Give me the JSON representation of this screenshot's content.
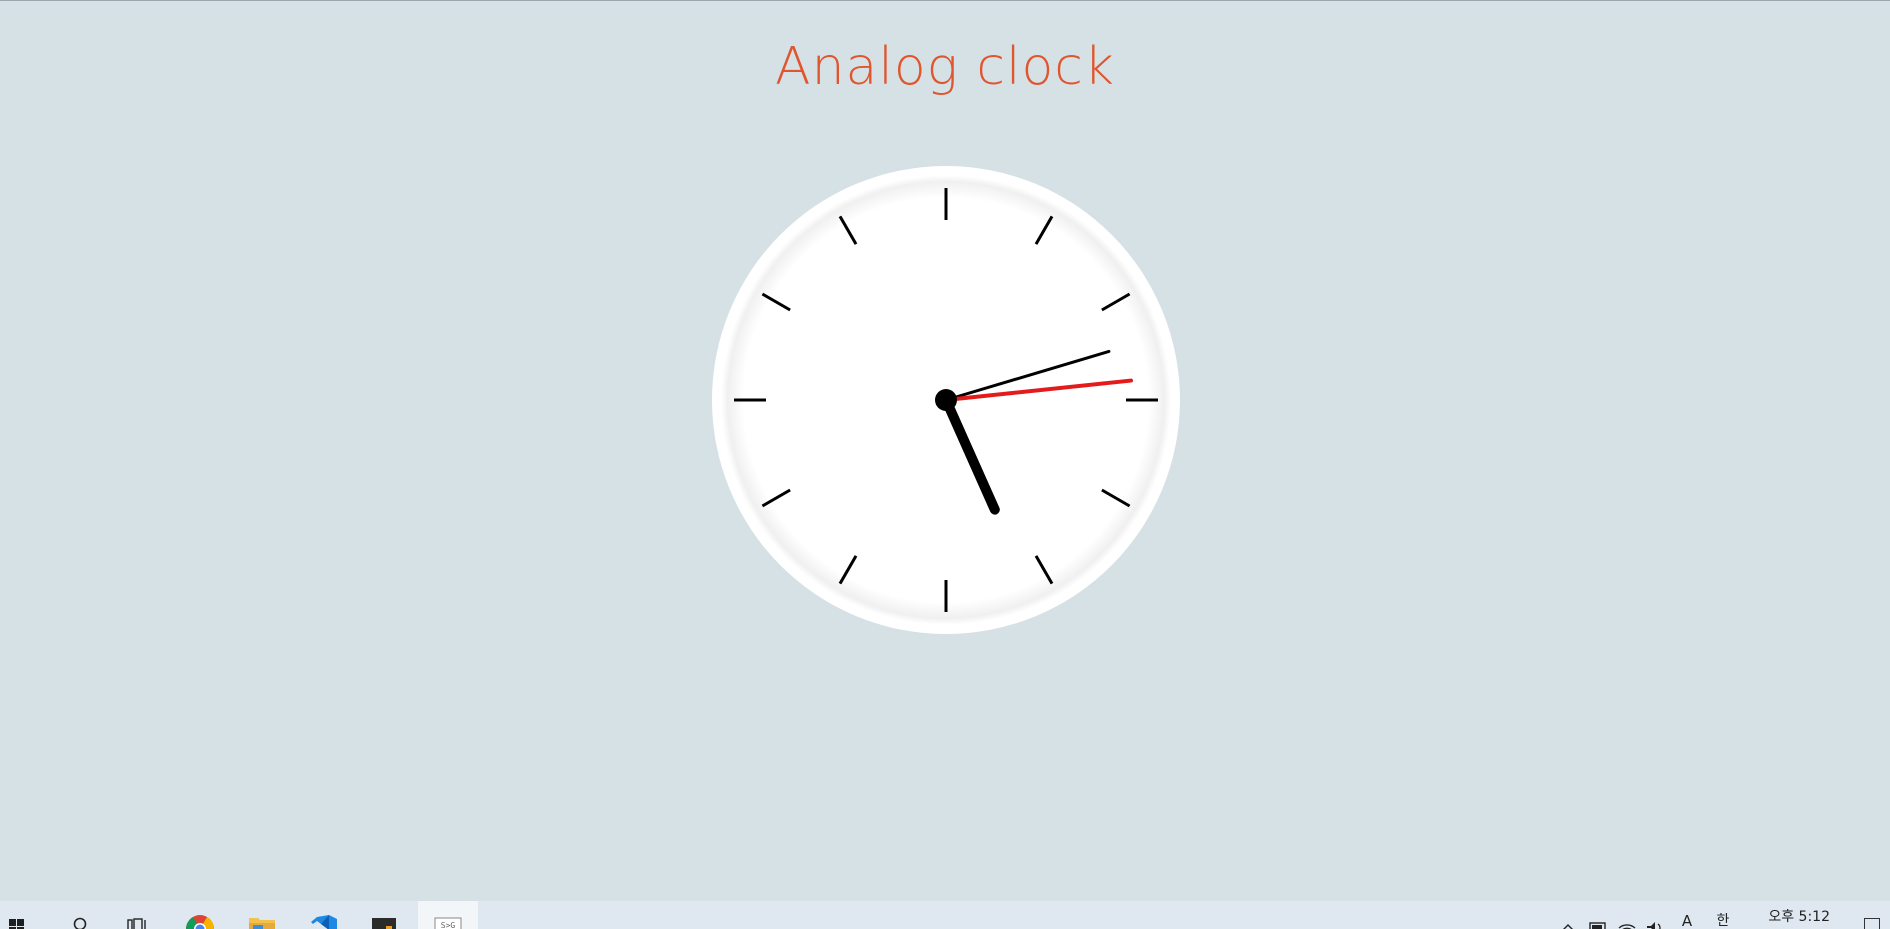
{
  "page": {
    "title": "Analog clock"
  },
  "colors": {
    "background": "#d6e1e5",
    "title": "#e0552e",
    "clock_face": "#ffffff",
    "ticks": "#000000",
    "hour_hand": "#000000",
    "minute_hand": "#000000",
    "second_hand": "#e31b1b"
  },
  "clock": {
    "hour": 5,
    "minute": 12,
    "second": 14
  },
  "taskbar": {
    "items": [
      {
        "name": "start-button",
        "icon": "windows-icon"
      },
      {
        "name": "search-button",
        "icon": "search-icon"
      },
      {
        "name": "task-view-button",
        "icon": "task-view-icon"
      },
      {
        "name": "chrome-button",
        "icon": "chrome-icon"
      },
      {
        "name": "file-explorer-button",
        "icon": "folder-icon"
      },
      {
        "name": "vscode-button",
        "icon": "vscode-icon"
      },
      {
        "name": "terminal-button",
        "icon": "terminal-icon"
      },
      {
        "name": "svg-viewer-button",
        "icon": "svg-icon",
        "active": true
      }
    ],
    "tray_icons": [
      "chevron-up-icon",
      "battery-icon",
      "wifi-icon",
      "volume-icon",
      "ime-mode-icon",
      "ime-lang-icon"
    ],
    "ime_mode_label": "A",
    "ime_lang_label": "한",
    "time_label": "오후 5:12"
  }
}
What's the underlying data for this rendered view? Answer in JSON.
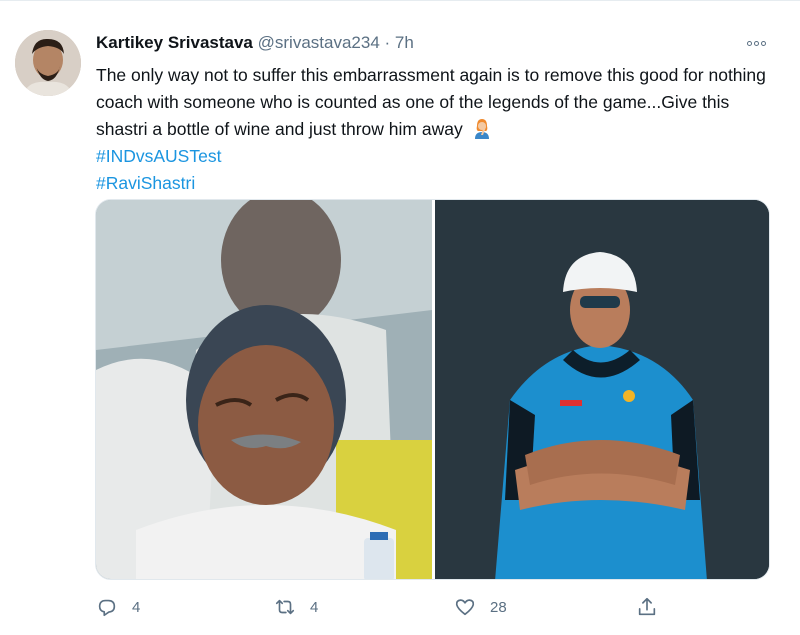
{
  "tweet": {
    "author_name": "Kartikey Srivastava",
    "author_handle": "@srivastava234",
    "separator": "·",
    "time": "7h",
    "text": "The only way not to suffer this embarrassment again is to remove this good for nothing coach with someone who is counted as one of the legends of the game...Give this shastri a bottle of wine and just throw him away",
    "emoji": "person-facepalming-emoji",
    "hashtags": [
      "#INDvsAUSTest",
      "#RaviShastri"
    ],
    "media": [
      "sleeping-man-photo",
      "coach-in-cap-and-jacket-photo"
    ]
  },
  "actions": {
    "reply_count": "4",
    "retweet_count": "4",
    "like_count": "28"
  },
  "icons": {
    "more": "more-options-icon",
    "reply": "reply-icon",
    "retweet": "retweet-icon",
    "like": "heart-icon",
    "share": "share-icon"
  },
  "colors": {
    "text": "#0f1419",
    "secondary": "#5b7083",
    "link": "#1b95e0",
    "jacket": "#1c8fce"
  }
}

◆ **EXERCISE**
Find all lines holding the string "chrome" and copy them.

◆ **SOLUTION**
        "name": "chrome-button",
        "icon": "chrome-icon"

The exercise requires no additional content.